Copy each line of the material below that includes the string "name".

> **LISTED RECORDS**
[start]

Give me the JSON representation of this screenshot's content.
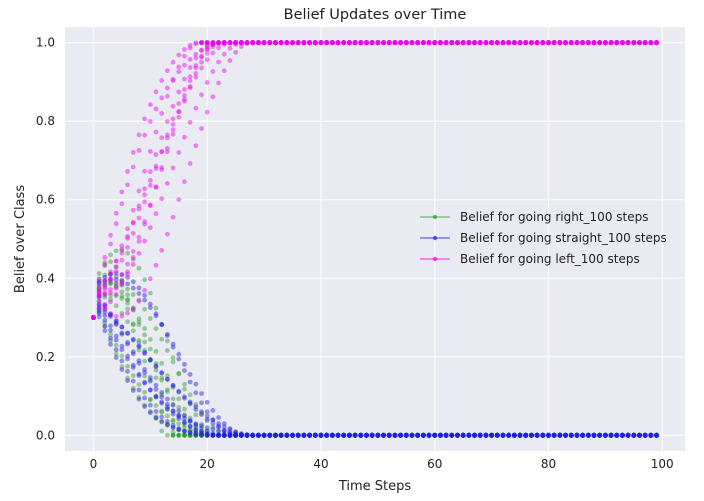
{
  "chart_data": {
    "type": "scatter",
    "title": "Belief Updates over Time",
    "xlabel": "Time Steps",
    "ylabel": "Belief over Class",
    "xlim": [
      -5,
      104
    ],
    "ylim": [
      -0.04,
      1.04
    ],
    "xticks": [
      0,
      20,
      40,
      60,
      80,
      100
    ],
    "yticks": [
      0.0,
      0.2,
      0.4,
      0.6,
      0.8,
      1.0
    ],
    "ytick_labels": [
      "0.0",
      "0.2",
      "0.4",
      "0.6",
      "0.8",
      "1.0"
    ],
    "grid": true,
    "legend_position": "center-right",
    "steps": 100,
    "series": [
      {
        "name": "Belief for going right_100 steps",
        "color": "#2ca02c",
        "bundle": [
          {
            "converge_step": 17,
            "peak": 0.0,
            "dip": 0.0
          },
          {
            "converge_step": 21,
            "peak": 0.0,
            "dip": 0.0
          }
        ]
      },
      {
        "name": "Belief for going straight_100 steps",
        "color": "#1f1fdf",
        "bundle": [
          {
            "converge_step": 22,
            "peak": 0.0,
            "dip": 0.0
          },
          {
            "converge_step": 30,
            "peak": 0.0,
            "dip": 0.0
          }
        ]
      },
      {
        "name": "Belief for going left_100 steps",
        "color": "#ee00ee",
        "bundle": [
          {
            "converge_step": 20,
            "peak": 1.0,
            "dip": 0.0
          },
          {
            "converge_step": 26,
            "peak": 1.0,
            "dip": 0.0
          }
        ]
      }
    ],
    "initial_value": 0.3,
    "final_values": {
      "right": 0.0,
      "straight": 0.0,
      "left": 1.0
    }
  }
}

[end]

> **EXERCISE OUTPUT**
        "name": "Belief for going right_100 steps",
        "name": "Belief for going straight_100 steps",
        "name": "Belief for going left_100 steps",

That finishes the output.